● Material for this exercise:
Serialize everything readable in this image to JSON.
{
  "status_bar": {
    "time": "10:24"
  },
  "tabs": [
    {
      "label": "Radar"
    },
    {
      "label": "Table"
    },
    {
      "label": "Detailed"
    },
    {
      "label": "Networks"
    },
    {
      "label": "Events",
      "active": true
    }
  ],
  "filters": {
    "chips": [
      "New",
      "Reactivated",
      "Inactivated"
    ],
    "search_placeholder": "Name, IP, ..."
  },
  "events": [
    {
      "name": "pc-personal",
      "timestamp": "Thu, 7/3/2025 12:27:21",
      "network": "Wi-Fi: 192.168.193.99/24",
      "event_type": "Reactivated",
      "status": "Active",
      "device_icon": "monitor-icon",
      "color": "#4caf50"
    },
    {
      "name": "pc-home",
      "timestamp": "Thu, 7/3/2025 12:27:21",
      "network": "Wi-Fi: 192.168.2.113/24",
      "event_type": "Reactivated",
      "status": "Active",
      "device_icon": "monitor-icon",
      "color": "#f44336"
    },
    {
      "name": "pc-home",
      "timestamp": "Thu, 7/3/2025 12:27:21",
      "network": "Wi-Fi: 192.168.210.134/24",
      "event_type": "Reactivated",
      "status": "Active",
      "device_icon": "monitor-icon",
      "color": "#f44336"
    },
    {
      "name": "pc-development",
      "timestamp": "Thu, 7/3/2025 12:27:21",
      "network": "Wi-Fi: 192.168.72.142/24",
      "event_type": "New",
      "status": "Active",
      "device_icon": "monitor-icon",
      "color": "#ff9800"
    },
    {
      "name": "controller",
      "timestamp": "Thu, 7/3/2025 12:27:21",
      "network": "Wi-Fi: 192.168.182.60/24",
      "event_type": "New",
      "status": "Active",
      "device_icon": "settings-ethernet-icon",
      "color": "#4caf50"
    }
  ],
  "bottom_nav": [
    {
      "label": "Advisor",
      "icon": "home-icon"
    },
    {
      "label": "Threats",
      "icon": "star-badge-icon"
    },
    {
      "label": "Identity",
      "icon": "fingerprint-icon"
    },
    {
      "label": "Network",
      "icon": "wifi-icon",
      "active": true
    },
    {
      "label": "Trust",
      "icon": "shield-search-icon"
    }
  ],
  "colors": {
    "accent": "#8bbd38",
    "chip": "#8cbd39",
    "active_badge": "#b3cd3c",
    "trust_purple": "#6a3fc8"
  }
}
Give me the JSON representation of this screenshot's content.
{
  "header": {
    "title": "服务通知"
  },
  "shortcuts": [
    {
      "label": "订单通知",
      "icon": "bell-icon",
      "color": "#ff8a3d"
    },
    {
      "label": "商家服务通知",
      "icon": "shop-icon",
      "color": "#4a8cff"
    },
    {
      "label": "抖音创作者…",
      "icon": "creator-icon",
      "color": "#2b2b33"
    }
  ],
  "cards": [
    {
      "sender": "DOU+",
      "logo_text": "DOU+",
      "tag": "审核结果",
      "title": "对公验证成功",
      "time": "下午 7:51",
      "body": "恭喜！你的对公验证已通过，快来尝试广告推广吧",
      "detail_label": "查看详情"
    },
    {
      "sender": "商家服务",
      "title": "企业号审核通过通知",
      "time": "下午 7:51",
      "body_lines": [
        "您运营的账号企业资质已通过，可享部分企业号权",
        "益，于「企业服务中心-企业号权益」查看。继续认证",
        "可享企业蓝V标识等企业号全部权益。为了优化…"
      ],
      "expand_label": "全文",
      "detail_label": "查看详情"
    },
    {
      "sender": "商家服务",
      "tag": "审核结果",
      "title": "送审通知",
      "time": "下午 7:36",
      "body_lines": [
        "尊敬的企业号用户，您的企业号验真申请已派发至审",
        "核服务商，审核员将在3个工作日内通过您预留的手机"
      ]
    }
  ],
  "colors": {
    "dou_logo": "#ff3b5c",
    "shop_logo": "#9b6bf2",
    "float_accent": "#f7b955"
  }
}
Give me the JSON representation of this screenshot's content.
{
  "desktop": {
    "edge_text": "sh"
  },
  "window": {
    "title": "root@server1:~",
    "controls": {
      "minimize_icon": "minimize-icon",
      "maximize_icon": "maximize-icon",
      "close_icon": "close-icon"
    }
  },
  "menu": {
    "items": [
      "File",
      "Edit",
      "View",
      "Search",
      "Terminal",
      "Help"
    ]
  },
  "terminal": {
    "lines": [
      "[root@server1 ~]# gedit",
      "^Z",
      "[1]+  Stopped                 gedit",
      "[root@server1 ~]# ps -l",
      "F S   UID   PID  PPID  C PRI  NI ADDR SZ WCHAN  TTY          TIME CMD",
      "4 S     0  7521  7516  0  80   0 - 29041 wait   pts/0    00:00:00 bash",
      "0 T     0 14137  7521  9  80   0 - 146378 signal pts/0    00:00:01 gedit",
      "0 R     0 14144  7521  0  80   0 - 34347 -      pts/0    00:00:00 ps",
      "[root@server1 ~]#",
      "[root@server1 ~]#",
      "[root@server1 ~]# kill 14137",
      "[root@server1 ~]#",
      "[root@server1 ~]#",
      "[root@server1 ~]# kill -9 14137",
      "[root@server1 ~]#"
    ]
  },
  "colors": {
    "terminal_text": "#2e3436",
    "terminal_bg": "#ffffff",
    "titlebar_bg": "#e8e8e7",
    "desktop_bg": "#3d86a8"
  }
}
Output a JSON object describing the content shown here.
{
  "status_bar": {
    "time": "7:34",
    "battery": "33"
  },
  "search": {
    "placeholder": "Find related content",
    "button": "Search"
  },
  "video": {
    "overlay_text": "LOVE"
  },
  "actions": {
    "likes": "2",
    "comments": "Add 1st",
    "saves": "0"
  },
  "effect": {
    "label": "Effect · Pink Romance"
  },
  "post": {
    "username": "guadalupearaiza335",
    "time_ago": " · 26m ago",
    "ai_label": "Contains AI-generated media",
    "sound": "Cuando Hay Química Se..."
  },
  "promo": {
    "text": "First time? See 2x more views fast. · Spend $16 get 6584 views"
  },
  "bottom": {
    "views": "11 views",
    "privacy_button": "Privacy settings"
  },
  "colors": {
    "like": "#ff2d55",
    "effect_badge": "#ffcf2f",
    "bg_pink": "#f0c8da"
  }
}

● Directions for this task: Print the whole listing exactly as it is.

● Answer to this exercise:
Serialize everything readable in this image to JSON.
{
  "status_bar": {
    "time": "10:24"
  },
  "tabs": [
    {
      "label": "Radar"
    },
    {
      "label": "Table"
    },
    {
      "label": "Detailed"
    },
    {
      "label": "Networks"
    },
    {
      "label": "Events",
      "active": true
    }
  ],
  "filters": {
    "chips": [
      "New",
      "Reactivated",
      "Inactivated"
    ],
    "search_placeholder": "Name, IP, ..."
  },
  "events": [
    {
      "name": "pc-personal",
      "timestamp": "Thu, 7/3/2025 12:27:21",
      "network": "Wi-Fi: 192.168.193.99/24",
      "event_type": "Reactivated",
      "status": "Active",
      "device_icon": "monitor-icon",
      "color": "#4caf50"
    },
    {
      "name": "pc-home",
      "timestamp": "Thu, 7/3/2025 12:27:21",
      "network": "Wi-Fi: 192.168.2.113/24",
      "event_type": "Reactivated",
      "status": "Active",
      "device_icon": "monitor-icon",
      "color": "#f44336"
    },
    {
      "name": "pc-home",
      "timestamp": "Thu, 7/3/2025 12:27:21",
      "network": "Wi-Fi: 192.168.210.134/24",
      "event_type": "Reactivated",
      "status": "Active",
      "device_icon": "monitor-icon",
      "color": "#f44336"
    },
    {
      "name": "pc-development",
      "timestamp": "Thu, 7/3/2025 12:27:21",
      "network": "Wi-Fi: 192.168.72.142/24",
      "event_type": "New",
      "status": "Active",
      "device_icon": "monitor-icon",
      "color": "#ff9800"
    },
    {
      "name": "controller",
      "timestamp": "Thu, 7/3/2025 12:27:21",
      "network": "Wi-Fi: 192.168.182.60/24",
      "event_type": "New",
      "status": "Active",
      "device_icon": "settings-ethernet-icon",
      "color": "#4caf50"
    }
  ],
  "bottom_nav": [
    {
      "label": "Advisor",
      "icon": "home-icon"
    },
    {
      "label": "Threats",
      "icon": "star-badge-icon"
    },
    {
      "label": "Identity",
      "icon": "fingerprint-icon"
    },
    {
      "label": "Network",
      "icon": "wifi-icon",
      "active": true
    },
    {
      "label": "Trust",
      "icon": "shield-search-icon"
    }
  ],
  "colors": {
    "accent": "#8bbd38",
    "chip": "#8cbd39",
    "active_badge": "#b3cd3c",
    "trust_purple": "#6a3fc8"
  }
}
Give me the JSON representation of this screenshot's content.
{
  "header": {
    "title": "服务通知"
  },
  "shortcuts": [
    {
      "label": "订单通知",
      "icon": "bell-icon",
      "color": "#ff8a3d"
    },
    {
      "label": "商家服务通知",
      "icon": "shop-icon",
      "color": "#4a8cff"
    },
    {
      "label": "抖音创作者…",
      "icon": "creator-icon",
      "color": "#2b2b33"
    }
  ],
  "cards": [
    {
      "sender": "DOU+",
      "logo_text": "DOU+",
      "tag": "审核结果",
      "title": "对公验证成功",
      "time": "下午 7:51",
      "body": "恭喜！你的对公验证已通过，快来尝试广告推广吧",
      "detail_label": "查看详情"
    },
    {
      "sender": "商家服务",
      "title": "企业号审核通过通知",
      "time": "下午 7:51",
      "body_lines": [
        "您运营的账号企业资质已通过，可享部分企业号权",
        "益，于「企业服务中心-企业号权益」查看。继续认证",
        "可享企业蓝V标识等企业号全部权益。为了优化…"
      ],
      "expand_label": "全文",
      "detail_label": "查看详情"
    },
    {
      "sender": "商家服务",
      "tag": "审核结果",
      "title": "送审通知",
      "time": "下午 7:36",
      "body_lines": [
        "尊敬的企业号用户，您的企业号验真申请已派发至审",
        "核服务商，审核员将在3个工作日内通过您预留的手机"
      ]
    }
  ],
  "colors": {
    "dou_logo": "#ff3b5c",
    "shop_logo": "#9b6bf2",
    "float_accent": "#f7b955"
  }
}
Give me the JSON representation of this screenshot's content.
{
  "desktop": {
    "edge_text": "sh"
  },
  "window": {
    "title": "root@server1:~",
    "controls": {
      "minimize_icon": "minimize-icon",
      "maximize_icon": "maximize-icon",
      "close_icon": "close-icon"
    }
  },
  "menu": {
    "items": [
      "File",
      "Edit",
      "View",
      "Search",
      "Terminal",
      "Help"
    ]
  },
  "terminal": {
    "lines": [
      "[root@server1 ~]# gedit",
      "^Z",
      "[1]+  Stopped                 gedit",
      "[root@server1 ~]# ps -l",
      "F S   UID   PID  PPID  C PRI  NI ADDR SZ WCHAN  TTY          TIME CMD",
      "4 S     0  7521  7516  0  80   0 - 29041 wait   pts/0    00:00:00 bash",
      "0 T     0 14137  7521  9  80   0 - 146378 signal pts/0    00:00:01 gedit",
      "0 R     0 14144  7521  0  80   0 - 34347 -      pts/0    00:00:00 ps",
      "[root@server1 ~]#",
      "[root@server1 ~]#",
      "[root@server1 ~]# kill 14137",
      "[root@server1 ~]#",
      "[root@server1 ~]#",
      "[root@server1 ~]# kill -9 14137",
      "[root@server1 ~]#"
    ]
  },
  "colors": {
    "terminal_text": "#2e3436",
    "terminal_bg": "#ffffff",
    "titlebar_bg": "#e8e8e7",
    "desktop_bg": "#3d86a8"
  }
}
Output a JSON object describing the content shown here.
{
  "status_bar": {
    "time": "7:34",
    "battery": "33"
  },
  "search": {
    "placeholder": "Find related content",
    "button": "Search"
  },
  "video": {
    "overlay_text": "LOVE"
  },
  "actions": {
    "likes": "2",
    "comments": "Add 1st",
    "saves": "0"
  },
  "effect": {
    "label": "Effect · Pink Romance"
  },
  "post": {
    "username": "guadalupearaiza335",
    "time_ago": " · 26m ago",
    "ai_label": "Contains AI-generated media",
    "sound": "Cuando Hay Química Se..."
  },
  "promo": {
    "text": "First time? See 2x more views fast. · Spend $16 get 6584 views"
  },
  "bottom": {
    "views": "11 views",
    "privacy_button": "Privacy settings"
  },
  "colors": {
    "like": "#ff2d55",
    "effect_badge": "#ffcf2f",
    "bg_pink": "#f0c8da"
  }
}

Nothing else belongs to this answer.